* [Stated goal]
Identify the lines that contain the word "Scenarios" and copy each one.

===== Data listing =====

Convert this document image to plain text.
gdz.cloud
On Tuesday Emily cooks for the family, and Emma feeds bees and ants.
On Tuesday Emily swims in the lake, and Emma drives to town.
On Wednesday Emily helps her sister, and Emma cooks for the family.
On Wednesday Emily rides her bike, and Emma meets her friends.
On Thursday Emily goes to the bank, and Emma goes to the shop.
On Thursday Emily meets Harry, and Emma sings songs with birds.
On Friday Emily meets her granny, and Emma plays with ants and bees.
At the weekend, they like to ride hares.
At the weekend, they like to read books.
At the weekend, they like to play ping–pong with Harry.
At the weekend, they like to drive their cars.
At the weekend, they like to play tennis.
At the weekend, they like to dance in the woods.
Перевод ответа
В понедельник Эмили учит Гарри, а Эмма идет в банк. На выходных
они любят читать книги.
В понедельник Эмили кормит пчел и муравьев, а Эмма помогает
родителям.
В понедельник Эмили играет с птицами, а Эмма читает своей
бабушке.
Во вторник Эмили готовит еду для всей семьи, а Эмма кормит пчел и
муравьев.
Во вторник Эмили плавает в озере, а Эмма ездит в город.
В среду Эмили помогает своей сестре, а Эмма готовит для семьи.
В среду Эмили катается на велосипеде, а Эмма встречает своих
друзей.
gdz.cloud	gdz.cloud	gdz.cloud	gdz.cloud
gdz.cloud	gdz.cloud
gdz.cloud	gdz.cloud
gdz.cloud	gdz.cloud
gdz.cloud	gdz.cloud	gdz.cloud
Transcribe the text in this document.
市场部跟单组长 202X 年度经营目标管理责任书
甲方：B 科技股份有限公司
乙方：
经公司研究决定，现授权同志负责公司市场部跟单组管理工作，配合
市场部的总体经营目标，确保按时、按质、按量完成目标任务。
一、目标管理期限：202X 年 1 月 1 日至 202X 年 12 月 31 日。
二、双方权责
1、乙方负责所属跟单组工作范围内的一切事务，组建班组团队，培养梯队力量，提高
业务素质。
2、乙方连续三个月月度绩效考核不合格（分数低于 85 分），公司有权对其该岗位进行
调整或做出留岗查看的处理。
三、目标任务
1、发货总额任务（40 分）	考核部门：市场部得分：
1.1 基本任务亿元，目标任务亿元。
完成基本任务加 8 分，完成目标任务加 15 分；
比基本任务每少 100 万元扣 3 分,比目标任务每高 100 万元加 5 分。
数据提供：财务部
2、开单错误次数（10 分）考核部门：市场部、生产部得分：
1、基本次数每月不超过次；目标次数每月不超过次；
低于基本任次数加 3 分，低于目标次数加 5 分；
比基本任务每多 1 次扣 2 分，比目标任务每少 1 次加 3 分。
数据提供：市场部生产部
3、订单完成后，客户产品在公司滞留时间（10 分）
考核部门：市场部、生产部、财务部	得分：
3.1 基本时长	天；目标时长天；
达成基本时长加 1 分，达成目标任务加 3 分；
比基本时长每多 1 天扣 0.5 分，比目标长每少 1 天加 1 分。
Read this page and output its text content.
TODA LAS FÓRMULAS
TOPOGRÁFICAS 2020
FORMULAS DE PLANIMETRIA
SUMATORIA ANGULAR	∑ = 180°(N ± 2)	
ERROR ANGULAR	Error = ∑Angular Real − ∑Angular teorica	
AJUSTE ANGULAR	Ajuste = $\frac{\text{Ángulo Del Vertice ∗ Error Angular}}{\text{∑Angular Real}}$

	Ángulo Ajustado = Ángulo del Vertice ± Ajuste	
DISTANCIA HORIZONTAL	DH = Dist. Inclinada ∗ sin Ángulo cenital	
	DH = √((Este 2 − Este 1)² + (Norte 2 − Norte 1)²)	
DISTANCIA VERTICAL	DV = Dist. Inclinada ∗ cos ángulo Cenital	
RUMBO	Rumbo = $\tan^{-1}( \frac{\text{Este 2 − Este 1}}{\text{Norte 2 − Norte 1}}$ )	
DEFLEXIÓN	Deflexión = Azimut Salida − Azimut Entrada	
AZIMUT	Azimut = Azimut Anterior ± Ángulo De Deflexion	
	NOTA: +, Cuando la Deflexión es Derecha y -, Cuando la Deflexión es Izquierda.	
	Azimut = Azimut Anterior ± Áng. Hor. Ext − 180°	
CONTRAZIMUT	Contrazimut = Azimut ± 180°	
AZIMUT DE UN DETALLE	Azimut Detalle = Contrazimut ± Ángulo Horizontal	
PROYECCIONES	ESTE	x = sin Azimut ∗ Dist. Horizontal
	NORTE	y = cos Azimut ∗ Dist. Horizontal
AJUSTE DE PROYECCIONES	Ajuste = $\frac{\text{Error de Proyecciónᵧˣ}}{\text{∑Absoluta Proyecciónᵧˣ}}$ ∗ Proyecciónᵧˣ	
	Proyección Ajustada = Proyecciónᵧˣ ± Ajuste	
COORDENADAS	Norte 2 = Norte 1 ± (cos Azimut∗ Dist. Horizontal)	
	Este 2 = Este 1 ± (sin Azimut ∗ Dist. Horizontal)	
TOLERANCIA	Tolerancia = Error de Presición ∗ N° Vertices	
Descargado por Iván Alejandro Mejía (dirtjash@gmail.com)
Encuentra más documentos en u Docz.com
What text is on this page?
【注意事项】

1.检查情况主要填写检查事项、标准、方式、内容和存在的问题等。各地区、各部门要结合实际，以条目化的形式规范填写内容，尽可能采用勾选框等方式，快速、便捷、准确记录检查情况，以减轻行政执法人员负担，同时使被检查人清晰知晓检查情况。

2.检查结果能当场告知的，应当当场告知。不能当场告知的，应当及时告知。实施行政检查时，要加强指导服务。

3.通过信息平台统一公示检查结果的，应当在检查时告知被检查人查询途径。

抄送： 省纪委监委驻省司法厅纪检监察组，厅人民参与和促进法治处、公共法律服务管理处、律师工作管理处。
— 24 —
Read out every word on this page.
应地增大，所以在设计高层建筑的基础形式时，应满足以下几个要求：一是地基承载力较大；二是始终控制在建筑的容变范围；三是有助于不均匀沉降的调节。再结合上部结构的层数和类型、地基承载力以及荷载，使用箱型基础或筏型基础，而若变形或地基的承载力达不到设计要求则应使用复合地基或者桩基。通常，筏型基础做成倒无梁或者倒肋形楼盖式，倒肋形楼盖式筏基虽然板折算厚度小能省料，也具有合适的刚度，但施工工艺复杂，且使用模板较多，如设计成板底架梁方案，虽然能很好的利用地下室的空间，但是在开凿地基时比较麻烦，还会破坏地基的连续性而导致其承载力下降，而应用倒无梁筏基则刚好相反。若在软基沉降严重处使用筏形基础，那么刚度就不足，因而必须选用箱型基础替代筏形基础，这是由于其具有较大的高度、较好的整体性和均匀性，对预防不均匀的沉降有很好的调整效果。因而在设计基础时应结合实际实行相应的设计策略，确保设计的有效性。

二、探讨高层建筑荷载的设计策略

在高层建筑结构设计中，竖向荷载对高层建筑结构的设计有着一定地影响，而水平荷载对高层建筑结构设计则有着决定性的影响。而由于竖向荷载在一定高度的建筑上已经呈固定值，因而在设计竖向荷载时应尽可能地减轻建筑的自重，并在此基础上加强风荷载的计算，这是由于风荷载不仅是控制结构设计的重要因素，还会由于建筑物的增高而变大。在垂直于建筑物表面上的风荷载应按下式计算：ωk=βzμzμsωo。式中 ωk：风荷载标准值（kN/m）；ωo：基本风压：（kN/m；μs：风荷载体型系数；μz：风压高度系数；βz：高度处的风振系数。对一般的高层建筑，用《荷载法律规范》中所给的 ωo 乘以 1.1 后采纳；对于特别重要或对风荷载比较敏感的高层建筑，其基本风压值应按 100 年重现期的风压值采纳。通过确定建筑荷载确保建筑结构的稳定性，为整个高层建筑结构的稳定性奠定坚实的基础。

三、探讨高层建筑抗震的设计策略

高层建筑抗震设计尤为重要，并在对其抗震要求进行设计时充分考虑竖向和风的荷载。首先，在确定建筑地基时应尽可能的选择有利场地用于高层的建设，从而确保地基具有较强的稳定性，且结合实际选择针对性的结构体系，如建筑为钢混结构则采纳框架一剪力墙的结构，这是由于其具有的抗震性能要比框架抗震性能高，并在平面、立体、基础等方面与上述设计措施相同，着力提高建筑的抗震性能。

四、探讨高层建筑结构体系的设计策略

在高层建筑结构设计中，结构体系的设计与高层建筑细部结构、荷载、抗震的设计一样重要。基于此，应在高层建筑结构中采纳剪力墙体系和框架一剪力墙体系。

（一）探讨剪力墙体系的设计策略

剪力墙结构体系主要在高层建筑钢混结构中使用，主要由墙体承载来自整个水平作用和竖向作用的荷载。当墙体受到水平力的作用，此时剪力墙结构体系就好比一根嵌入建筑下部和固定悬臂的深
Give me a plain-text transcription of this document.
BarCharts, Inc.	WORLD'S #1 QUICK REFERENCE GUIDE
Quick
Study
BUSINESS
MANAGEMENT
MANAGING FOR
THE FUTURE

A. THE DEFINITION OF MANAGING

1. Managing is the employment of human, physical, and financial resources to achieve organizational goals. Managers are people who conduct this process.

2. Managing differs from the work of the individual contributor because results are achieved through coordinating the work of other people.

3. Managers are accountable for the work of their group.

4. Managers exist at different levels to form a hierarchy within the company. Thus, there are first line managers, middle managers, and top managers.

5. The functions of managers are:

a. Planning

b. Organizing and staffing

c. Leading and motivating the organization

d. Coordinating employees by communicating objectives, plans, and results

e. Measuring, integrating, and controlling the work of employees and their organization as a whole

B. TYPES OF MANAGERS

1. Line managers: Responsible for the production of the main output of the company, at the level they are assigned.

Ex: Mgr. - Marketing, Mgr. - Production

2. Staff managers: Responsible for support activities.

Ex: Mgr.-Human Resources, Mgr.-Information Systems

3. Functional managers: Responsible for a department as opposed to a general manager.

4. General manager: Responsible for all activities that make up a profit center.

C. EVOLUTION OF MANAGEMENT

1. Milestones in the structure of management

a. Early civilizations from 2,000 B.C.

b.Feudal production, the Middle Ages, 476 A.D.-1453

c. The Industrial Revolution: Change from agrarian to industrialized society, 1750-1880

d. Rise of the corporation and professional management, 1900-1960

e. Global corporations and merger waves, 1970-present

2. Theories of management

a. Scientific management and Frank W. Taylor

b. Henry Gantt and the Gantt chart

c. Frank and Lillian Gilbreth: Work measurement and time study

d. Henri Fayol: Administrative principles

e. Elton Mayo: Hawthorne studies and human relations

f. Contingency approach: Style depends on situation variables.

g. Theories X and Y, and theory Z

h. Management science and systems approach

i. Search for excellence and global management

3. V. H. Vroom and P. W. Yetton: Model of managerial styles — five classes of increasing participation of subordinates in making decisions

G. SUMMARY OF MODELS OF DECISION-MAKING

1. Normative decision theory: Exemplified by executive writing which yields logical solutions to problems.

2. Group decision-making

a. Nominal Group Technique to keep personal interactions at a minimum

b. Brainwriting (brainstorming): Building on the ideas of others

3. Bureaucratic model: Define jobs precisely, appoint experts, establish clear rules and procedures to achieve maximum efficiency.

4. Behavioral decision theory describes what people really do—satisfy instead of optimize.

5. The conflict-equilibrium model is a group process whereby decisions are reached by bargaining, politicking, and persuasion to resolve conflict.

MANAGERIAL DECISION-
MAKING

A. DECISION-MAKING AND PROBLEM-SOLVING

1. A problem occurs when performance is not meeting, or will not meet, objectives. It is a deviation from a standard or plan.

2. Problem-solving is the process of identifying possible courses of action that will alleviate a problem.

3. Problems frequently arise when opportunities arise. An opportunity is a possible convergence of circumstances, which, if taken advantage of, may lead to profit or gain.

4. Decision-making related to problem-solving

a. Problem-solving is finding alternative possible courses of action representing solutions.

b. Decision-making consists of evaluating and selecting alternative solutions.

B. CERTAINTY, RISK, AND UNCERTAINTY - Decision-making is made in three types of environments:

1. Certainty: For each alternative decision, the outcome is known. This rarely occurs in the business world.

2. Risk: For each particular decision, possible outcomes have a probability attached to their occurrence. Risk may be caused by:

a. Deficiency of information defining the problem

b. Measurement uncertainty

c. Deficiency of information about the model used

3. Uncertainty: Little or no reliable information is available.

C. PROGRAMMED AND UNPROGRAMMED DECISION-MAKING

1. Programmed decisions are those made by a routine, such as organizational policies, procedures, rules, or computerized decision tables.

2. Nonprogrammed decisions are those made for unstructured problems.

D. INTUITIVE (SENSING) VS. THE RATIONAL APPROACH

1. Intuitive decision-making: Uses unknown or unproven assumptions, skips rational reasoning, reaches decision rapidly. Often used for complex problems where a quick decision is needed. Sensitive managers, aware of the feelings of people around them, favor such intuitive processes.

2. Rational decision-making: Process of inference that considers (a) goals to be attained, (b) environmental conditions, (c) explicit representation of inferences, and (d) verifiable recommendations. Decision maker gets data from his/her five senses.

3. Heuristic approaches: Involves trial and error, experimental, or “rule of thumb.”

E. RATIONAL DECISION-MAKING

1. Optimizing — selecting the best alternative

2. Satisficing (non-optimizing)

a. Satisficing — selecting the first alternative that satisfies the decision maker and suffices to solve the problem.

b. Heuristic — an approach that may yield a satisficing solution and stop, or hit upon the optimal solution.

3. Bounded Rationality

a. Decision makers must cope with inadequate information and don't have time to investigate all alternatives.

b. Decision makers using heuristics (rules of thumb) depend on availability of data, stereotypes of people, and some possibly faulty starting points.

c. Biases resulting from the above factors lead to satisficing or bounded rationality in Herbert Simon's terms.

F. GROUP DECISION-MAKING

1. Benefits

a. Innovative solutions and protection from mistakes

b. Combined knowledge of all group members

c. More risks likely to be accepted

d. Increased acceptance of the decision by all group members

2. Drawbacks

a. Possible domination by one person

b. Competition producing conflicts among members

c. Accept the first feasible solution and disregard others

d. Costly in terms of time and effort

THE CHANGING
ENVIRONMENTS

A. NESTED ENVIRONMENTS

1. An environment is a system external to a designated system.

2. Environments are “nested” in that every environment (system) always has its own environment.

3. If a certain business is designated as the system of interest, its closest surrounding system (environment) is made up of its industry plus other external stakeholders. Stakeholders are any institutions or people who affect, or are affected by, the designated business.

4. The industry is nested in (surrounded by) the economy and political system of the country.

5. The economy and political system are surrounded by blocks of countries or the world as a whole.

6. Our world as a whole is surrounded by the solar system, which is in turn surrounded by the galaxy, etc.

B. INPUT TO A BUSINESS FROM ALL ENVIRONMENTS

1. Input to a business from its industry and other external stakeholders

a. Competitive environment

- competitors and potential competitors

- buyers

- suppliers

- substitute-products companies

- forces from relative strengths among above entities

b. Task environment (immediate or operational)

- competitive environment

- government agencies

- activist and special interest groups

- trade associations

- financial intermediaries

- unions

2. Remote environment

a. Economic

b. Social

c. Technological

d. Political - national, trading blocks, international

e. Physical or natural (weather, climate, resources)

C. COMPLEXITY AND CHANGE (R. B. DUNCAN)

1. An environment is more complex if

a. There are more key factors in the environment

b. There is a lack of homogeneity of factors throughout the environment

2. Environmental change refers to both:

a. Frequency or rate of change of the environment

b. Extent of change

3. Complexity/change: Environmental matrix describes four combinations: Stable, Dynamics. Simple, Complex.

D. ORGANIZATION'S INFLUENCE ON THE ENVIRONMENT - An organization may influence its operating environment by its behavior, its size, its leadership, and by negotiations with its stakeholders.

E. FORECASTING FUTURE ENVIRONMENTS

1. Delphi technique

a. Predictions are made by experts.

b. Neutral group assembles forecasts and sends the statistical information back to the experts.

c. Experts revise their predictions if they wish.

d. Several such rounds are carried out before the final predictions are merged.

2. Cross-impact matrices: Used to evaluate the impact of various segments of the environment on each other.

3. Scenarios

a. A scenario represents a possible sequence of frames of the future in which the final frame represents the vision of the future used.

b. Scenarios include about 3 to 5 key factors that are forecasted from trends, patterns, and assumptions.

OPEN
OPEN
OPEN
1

=====

* [Response to this exercise]
3. Scenarios
b. Scenarios include about 3 to 5 key factors that are forecasted from trends, patterns, and assumptions.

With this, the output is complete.